Records contained in a dataset
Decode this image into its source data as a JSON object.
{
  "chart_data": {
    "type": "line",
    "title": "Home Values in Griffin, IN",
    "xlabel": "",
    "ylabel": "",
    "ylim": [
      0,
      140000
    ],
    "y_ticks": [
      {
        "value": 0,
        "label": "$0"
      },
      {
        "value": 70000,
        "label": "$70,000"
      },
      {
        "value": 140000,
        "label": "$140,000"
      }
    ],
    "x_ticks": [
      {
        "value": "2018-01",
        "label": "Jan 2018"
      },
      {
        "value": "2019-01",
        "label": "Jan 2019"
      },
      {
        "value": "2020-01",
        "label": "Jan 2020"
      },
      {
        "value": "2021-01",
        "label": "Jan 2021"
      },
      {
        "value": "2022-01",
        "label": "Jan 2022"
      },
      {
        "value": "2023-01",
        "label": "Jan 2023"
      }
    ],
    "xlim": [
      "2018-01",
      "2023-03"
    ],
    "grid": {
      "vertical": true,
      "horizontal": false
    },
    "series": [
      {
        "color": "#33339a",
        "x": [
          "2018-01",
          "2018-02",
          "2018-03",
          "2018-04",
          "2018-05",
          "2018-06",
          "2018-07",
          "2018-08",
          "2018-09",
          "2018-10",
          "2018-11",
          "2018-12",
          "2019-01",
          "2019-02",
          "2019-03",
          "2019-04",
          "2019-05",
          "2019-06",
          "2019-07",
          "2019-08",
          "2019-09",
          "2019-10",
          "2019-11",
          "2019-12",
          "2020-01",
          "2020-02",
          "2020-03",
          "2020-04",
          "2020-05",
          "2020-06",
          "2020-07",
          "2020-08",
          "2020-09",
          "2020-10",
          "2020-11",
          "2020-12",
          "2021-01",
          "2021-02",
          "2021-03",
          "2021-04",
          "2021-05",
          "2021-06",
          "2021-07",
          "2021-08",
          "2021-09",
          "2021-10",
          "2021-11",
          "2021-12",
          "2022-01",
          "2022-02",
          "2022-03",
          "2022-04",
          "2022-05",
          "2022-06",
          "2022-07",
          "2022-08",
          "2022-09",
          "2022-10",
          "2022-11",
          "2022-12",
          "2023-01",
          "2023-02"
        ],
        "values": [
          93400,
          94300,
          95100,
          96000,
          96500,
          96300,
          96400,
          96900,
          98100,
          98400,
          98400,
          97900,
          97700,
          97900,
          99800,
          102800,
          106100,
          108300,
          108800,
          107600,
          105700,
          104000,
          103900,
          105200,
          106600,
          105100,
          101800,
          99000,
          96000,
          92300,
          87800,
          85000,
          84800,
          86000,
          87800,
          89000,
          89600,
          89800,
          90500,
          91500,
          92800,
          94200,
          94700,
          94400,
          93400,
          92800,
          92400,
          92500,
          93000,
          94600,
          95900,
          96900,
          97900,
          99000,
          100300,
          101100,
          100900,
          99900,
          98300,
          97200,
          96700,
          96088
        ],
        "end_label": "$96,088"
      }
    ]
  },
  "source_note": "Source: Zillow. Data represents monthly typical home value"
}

_OBJECTIVE_.
Every record above needs to be repeated word for word.

_WRITTEN REPLY_.
Decode this image into its source data as a JSON object.
{
  "chart_data": {
    "type": "line",
    "title": "Home Values in Griffin, IN",
    "xlabel": "",
    "ylabel": "",
    "ylim": [
      0,
      140000
    ],
    "y_ticks": [
      {
        "value": 0,
        "label": "$0"
      },
      {
        "value": 70000,
        "label": "$70,000"
      },
      {
        "value": 140000,
        "label": "$140,000"
      }
    ],
    "x_ticks": [
      {
        "value": "2018-01",
        "label": "Jan 2018"
      },
      {
        "value": "2019-01",
        "label": "Jan 2019"
      },
      {
        "value": "2020-01",
        "label": "Jan 2020"
      },
      {
        "value": "2021-01",
        "label": "Jan 2021"
      },
      {
        "value": "2022-01",
        "label": "Jan 2022"
      },
      {
        "value": "2023-01",
        "label": "Jan 2023"
      }
    ],
    "xlim": [
      "2018-01",
      "2023-03"
    ],
    "grid": {
      "vertical": true,
      "horizontal": false
    },
    "series": [
      {
        "color": "#33339a",
        "x": [
          "2018-01",
          "2018-02",
          "2018-03",
          "2018-04",
          "2018-05",
          "2018-06",
          "2018-07",
          "2018-08",
          "2018-09",
          "2018-10",
          "2018-11",
          "2018-12",
          "2019-01",
          "2019-02",
          "2019-03",
          "2019-04",
          "2019-05",
          "2019-06",
          "2019-07",
          "2019-08",
          "2019-09",
          "2019-10",
          "2019-11",
          "2019-12",
          "2020-01",
          "2020-02",
          "2020-03",
          "2020-04",
          "2020-05",
          "2020-06",
          "2020-07",
          "2020-08",
          "2020-09",
          "2020-10",
          "2020-11",
          "2020-12",
          "2021-01",
          "2021-02",
          "2021-03",
          "2021-04",
          "2021-05",
          "2021-06",
          "2021-07",
          "2021-08",
          "2021-09",
          "2021-10",
          "2021-11",
          "2021-12",
          "2022-01",
          "2022-02",
          "2022-03",
          "2022-04",
          "2022-05",
          "2022-06",
          "2022-07",
          "2022-08",
          "2022-09",
          "2022-10",
          "2022-11",
          "2022-12",
          "2023-01",
          "2023-02"
        ],
        "values": [
          93400,
          94300,
          95100,
          96000,
          96500,
          96300,
          96400,
          96900,
          98100,
          98400,
          98400,
          97900,
          97700,
          97900,
          99800,
          102800,
          106100,
          108300,
          108800,
          107600,
          105700,
          104000,
          103900,
          105200,
          106600,
          105100,
          101800,
          99000,
          96000,
          92300,
          87800,
          85000,
          84800,
          86000,
          87800,
          89000,
          89600,
          89800,
          90500,
          91500,
          92800,
          94200,
          94700,
          94400,
          93400,
          92800,
          92400,
          92500,
          93000,
          94600,
          95900,
          96900,
          97900,
          99000,
          100300,
          101100,
          100900,
          99900,
          98300,
          97200,
          96700,
          96088
        ],
        "end_label": "$96,088"
      }
    ]
  },
  "source_note": "Source: Zillow. Data represents monthly typical home value"
}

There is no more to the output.